**Figure contents as structured data:**
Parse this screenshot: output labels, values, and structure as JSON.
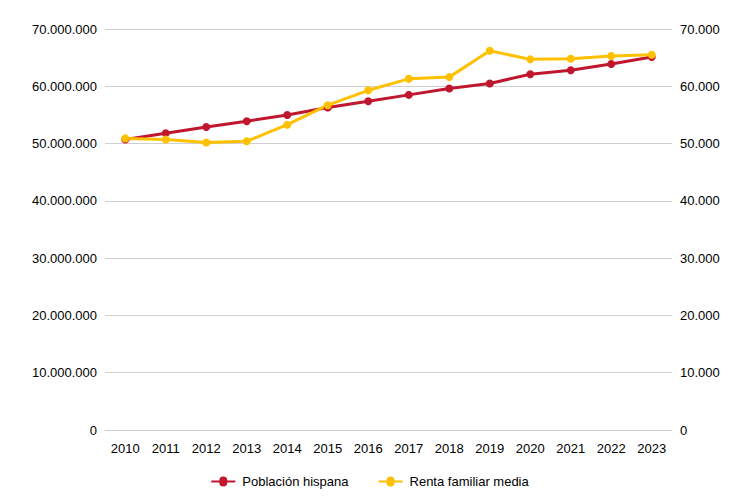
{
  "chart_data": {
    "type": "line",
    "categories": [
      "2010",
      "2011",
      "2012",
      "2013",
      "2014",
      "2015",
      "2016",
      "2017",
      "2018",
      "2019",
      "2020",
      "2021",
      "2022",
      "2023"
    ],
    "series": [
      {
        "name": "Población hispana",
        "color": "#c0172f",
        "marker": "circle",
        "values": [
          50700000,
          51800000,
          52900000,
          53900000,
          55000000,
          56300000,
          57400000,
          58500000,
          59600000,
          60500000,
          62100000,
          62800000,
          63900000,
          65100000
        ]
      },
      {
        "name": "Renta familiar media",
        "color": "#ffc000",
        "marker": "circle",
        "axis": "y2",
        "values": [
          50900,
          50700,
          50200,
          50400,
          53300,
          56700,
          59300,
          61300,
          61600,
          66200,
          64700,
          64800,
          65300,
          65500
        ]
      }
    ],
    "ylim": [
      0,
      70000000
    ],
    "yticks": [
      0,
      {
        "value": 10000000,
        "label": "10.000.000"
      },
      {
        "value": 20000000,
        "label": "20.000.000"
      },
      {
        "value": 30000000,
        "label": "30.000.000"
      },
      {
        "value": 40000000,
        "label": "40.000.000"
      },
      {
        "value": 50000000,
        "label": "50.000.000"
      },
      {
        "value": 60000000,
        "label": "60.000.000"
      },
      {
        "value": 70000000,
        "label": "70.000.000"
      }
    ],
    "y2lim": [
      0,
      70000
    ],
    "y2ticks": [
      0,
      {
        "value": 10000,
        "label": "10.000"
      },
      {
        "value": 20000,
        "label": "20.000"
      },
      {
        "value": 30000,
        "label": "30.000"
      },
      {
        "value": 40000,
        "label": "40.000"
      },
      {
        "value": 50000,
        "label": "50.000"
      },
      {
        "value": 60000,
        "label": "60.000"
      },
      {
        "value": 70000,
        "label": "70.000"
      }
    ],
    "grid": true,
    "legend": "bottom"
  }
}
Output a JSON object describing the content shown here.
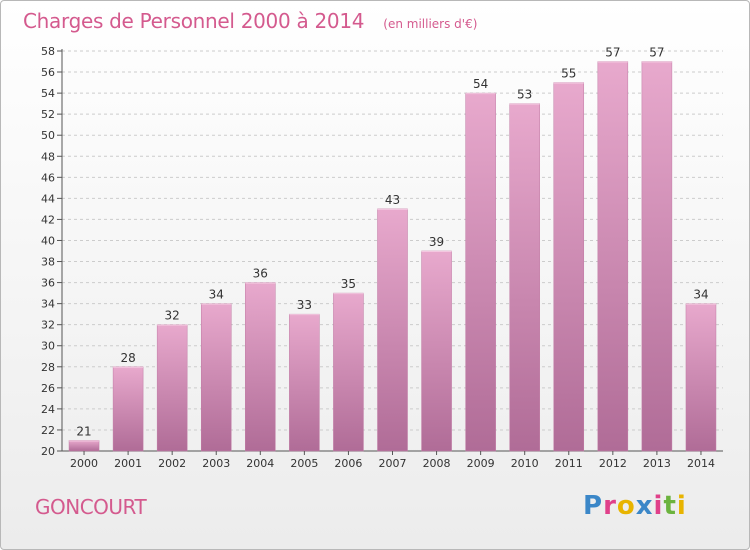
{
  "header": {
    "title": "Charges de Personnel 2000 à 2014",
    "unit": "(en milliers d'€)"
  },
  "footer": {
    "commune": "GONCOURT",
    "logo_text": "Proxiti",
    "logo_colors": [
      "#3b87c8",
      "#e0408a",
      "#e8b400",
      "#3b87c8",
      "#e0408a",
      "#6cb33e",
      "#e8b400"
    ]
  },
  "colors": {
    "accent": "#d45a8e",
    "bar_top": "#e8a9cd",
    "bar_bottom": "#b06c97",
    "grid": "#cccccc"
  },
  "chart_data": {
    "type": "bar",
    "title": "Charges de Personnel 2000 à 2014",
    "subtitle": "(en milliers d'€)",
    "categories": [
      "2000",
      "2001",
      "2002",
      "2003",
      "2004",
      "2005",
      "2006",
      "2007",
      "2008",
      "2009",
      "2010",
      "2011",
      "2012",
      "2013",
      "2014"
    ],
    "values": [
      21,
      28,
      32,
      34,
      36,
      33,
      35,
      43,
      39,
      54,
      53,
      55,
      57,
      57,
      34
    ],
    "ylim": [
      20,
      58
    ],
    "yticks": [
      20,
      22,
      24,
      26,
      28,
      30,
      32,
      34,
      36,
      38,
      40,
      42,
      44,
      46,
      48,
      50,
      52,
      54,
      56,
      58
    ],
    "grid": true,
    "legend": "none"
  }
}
---
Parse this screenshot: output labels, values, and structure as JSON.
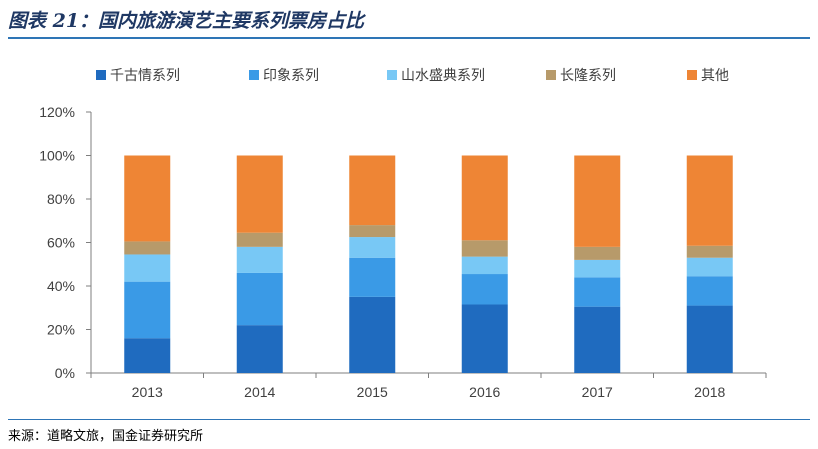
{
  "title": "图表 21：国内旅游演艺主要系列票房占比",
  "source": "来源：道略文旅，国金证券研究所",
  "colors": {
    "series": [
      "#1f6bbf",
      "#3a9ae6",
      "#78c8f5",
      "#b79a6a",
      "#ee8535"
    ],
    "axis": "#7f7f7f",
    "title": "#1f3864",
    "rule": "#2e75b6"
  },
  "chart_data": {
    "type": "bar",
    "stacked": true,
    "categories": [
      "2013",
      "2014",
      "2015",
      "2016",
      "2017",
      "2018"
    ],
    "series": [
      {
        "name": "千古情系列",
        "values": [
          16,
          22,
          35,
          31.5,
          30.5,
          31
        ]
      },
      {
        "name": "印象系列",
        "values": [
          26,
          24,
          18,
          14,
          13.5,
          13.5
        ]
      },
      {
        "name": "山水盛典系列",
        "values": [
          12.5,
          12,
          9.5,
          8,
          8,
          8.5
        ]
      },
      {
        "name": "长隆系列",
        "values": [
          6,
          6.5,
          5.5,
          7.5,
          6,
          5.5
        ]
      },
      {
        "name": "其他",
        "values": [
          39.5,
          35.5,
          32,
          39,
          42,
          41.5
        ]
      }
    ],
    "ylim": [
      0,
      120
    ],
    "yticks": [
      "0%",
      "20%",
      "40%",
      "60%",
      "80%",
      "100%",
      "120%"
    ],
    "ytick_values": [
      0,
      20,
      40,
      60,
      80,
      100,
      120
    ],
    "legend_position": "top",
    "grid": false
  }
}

**WHAT YOU ARE ASKED TO DO:** Only lines with the word "name" should be collected from the material.

**WORKED ANSWER:**
        "name": "Población hispana",
        "name": "Renta familiar media",
        "name": "千古情系列",
        "name": "印象系列",
        "name": "山水盛典系列",
        "name": "长隆系列",
        "name": "其他",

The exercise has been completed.